● TASK INSTRUCTIONS
Repeat every record below exactly, leaving out the pictures.

START INPUT ROWS

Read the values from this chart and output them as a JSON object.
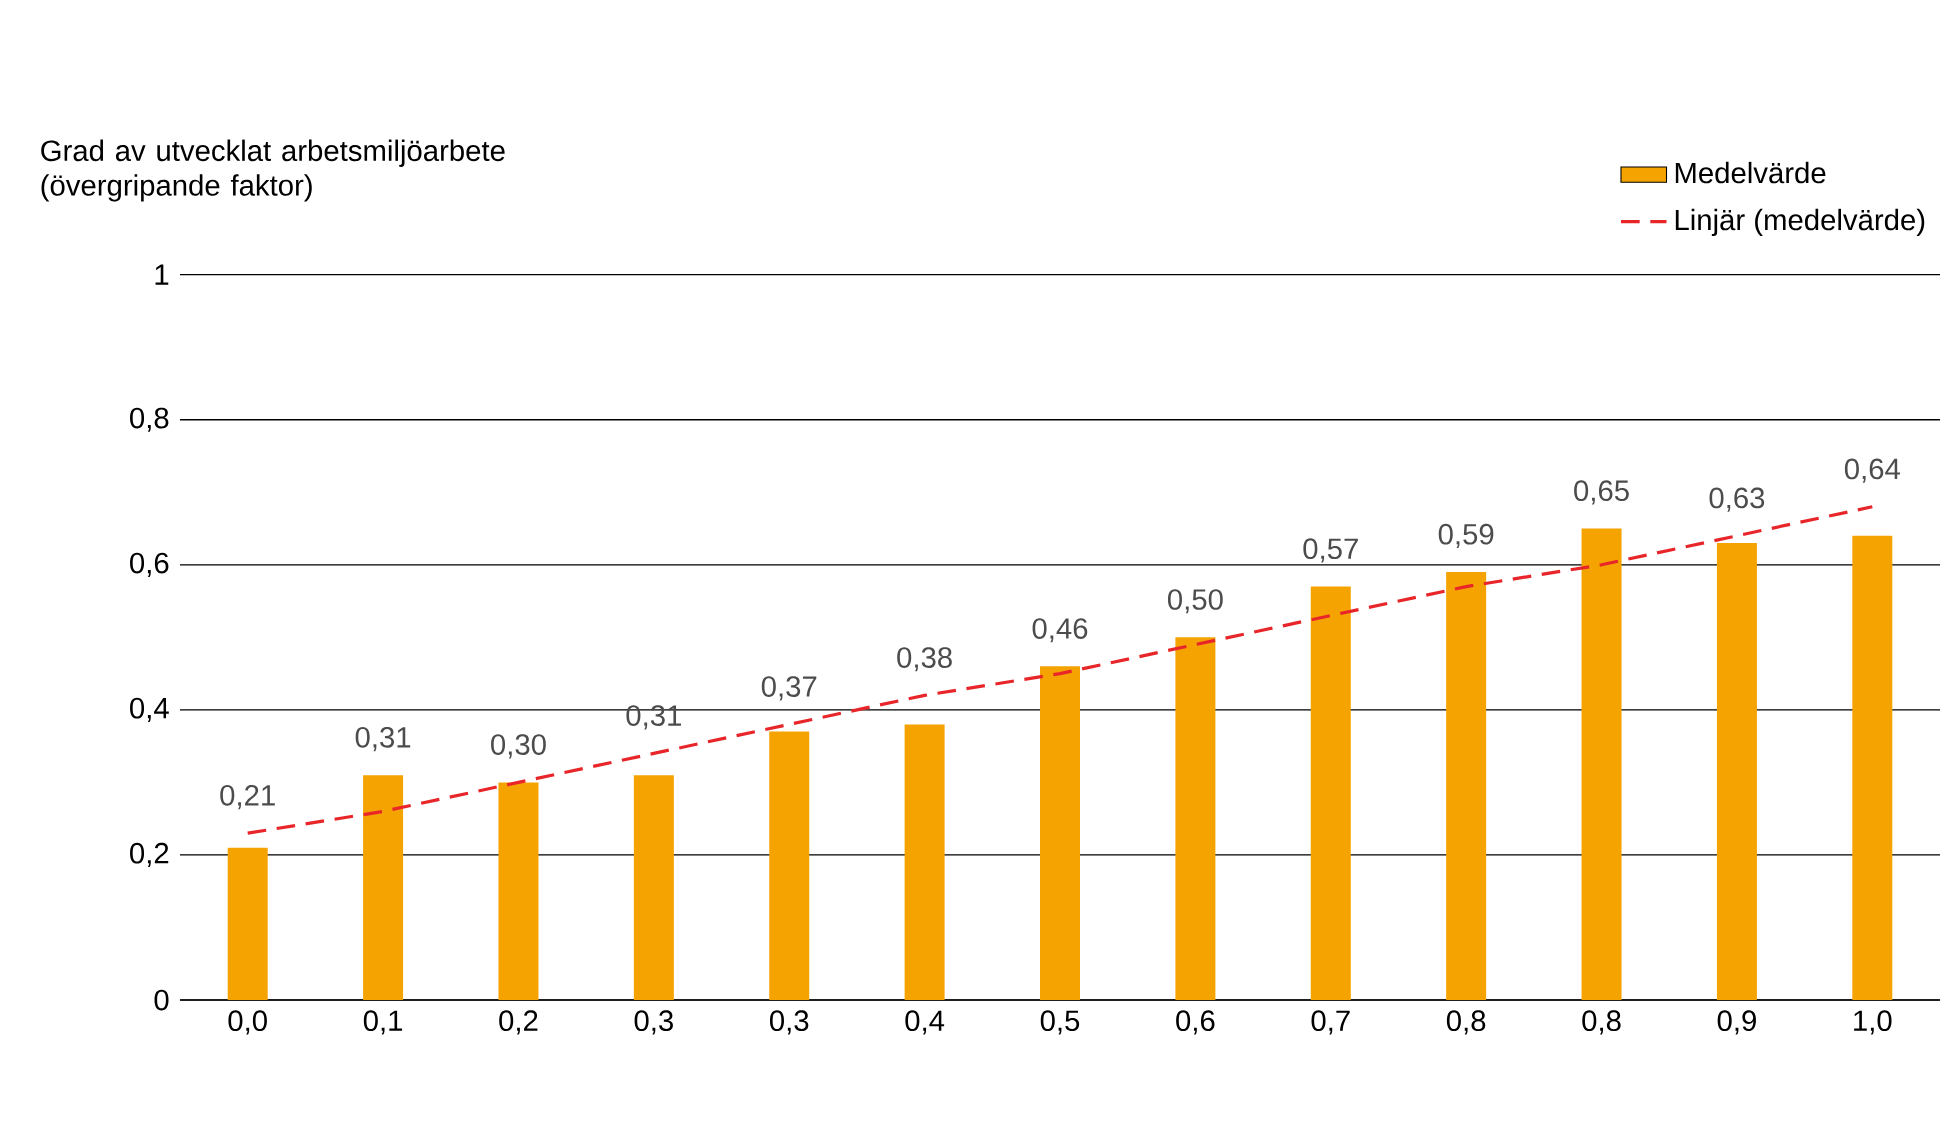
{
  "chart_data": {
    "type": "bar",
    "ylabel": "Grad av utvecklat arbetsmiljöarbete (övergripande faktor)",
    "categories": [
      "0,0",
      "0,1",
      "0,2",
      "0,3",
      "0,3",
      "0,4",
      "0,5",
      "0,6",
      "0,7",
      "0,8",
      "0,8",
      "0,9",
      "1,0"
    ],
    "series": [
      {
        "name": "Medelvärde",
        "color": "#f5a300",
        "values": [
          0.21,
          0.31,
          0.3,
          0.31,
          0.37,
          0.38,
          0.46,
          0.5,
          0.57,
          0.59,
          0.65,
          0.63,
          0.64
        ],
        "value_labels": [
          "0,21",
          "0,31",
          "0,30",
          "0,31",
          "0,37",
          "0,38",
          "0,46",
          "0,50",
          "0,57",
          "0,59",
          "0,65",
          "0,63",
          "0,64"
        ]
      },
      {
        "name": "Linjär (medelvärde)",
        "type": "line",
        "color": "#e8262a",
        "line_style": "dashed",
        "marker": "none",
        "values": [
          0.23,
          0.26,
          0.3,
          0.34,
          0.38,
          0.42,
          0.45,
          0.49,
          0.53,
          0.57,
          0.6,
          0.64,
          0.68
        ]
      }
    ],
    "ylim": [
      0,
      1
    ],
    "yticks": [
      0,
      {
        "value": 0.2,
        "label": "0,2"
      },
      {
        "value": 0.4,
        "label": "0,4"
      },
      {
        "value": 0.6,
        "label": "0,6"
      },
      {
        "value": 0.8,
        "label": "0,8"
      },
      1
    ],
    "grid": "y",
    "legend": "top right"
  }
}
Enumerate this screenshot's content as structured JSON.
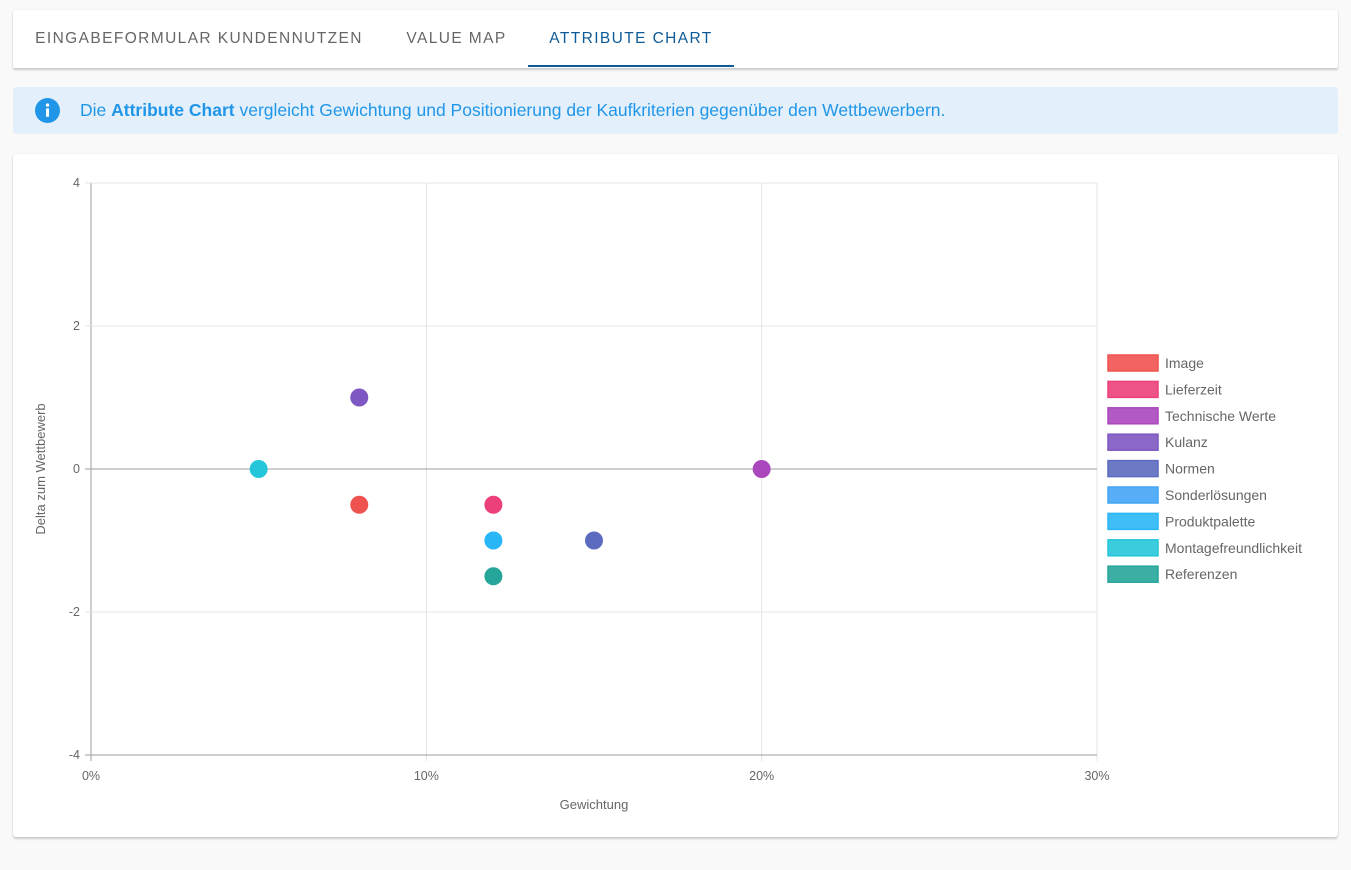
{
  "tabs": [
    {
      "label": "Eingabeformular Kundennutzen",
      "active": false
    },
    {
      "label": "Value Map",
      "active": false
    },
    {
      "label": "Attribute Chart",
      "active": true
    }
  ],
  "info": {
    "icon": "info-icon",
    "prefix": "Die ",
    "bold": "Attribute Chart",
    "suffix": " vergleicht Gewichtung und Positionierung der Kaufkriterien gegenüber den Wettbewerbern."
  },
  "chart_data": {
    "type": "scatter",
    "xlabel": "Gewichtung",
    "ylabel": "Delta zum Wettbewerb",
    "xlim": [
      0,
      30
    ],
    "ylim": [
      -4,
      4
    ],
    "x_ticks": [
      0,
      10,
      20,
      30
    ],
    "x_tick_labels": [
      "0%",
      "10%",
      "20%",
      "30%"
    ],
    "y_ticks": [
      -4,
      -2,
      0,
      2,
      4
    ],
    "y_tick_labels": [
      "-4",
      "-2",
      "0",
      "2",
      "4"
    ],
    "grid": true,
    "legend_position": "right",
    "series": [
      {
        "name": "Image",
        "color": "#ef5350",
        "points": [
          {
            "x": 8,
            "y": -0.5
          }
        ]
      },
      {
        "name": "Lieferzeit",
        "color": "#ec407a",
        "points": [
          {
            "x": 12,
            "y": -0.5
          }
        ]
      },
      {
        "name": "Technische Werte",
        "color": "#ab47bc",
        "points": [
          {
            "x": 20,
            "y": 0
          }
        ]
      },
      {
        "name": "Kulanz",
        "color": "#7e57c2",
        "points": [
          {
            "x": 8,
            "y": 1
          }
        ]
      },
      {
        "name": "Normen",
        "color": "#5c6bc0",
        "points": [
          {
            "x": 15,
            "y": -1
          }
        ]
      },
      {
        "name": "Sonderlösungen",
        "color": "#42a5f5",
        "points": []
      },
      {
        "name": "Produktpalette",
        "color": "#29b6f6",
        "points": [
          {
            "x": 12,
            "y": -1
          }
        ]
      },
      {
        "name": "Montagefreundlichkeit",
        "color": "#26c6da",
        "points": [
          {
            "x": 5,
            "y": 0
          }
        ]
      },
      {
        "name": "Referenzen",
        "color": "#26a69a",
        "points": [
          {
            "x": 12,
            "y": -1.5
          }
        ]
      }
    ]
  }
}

END INPUT ROWS

● EXERCISE OUTPUT
Read the values from this chart and output them as a JSON object.
{
  "chart_data": {
    "type": "bar",
    "ylabel": "Grad av utvecklat arbetsmiljöarbete (övergripande faktor)",
    "categories": [
      "0,0",
      "0,1",
      "0,2",
      "0,3",
      "0,3",
      "0,4",
      "0,5",
      "0,6",
      "0,7",
      "0,8",
      "0,8",
      "0,9",
      "1,0"
    ],
    "series": [
      {
        "name": "Medelvärde",
        "color": "#f5a300",
        "values": [
          0.21,
          0.31,
          0.3,
          0.31,
          0.37,
          0.38,
          0.46,
          0.5,
          0.57,
          0.59,
          0.65,
          0.63,
          0.64
        ],
        "value_labels": [
          "0,21",
          "0,31",
          "0,30",
          "0,31",
          "0,37",
          "0,38",
          "0,46",
          "0,50",
          "0,57",
          "0,59",
          "0,65",
          "0,63",
          "0,64"
        ]
      },
      {
        "name": "Linjär (medelvärde)",
        "type": "line",
        "color": "#e8262a",
        "line_style": "dashed",
        "marker": "none",
        "values": [
          0.23,
          0.26,
          0.3,
          0.34,
          0.38,
          0.42,
          0.45,
          0.49,
          0.53,
          0.57,
          0.6,
          0.64,
          0.68
        ]
      }
    ],
    "ylim": [
      0,
      1
    ],
    "yticks": [
      0,
      {
        "value": 0.2,
        "label": "0,2"
      },
      {
        "value": 0.4,
        "label": "0,4"
      },
      {
        "value": 0.6,
        "label": "0,6"
      },
      {
        "value": 0.8,
        "label": "0,8"
      },
      1
    ],
    "grid": "y",
    "legend": "top right"
  }
}
Enumerate this screenshot's content as structured JSON.
{
  "tabs": [
    {
      "label": "Eingabeformular Kundennutzen",
      "active": false
    },
    {
      "label": "Value Map",
      "active": false
    },
    {
      "label": "Attribute Chart",
      "active": true
    }
  ],
  "info": {
    "icon": "info-icon",
    "prefix": "Die ",
    "bold": "Attribute Chart",
    "suffix": " vergleicht Gewichtung und Positionierung der Kaufkriterien gegenüber den Wettbewerbern."
  },
  "chart_data": {
    "type": "scatter",
    "xlabel": "Gewichtung",
    "ylabel": "Delta zum Wettbewerb",
    "xlim": [
      0,
      30
    ],
    "ylim": [
      -4,
      4
    ],
    "x_ticks": [
      0,
      10,
      20,
      30
    ],
    "x_tick_labels": [
      "0%",
      "10%",
      "20%",
      "30%"
    ],
    "y_ticks": [
      -4,
      -2,
      0,
      2,
      4
    ],
    "y_tick_labels": [
      "-4",
      "-2",
      "0",
      "2",
      "4"
    ],
    "grid": true,
    "legend_position": "right",
    "series": [
      {
        "name": "Image",
        "color": "#ef5350",
        "points": [
          {
            "x": 8,
            "y": -0.5
          }
        ]
      },
      {
        "name": "Lieferzeit",
        "color": "#ec407a",
        "points": [
          {
            "x": 12,
            "y": -0.5
          }
        ]
      },
      {
        "name": "Technische Werte",
        "color": "#ab47bc",
        "points": [
          {
            "x": 20,
            "y": 0
          }
        ]
      },
      {
        "name": "Kulanz",
        "color": "#7e57c2",
        "points": [
          {
            "x": 8,
            "y": 1
          }
        ]
      },
      {
        "name": "Normen",
        "color": "#5c6bc0",
        "points": [
          {
            "x": 15,
            "y": -1
          }
        ]
      },
      {
        "name": "Sonderlösungen",
        "color": "#42a5f5",
        "points": []
      },
      {
        "name": "Produktpalette",
        "color": "#29b6f6",
        "points": [
          {
            "x": 12,
            "y": -1
          }
        ]
      },
      {
        "name": "Montagefreundlichkeit",
        "color": "#26c6da",
        "points": [
          {
            "x": 5,
            "y": 0
          }
        ]
      },
      {
        "name": "Referenzen",
        "color": "#26a69a",
        "points": [
          {
            "x": 12,
            "y": -1.5
          }
        ]
      }
    ]
  }
}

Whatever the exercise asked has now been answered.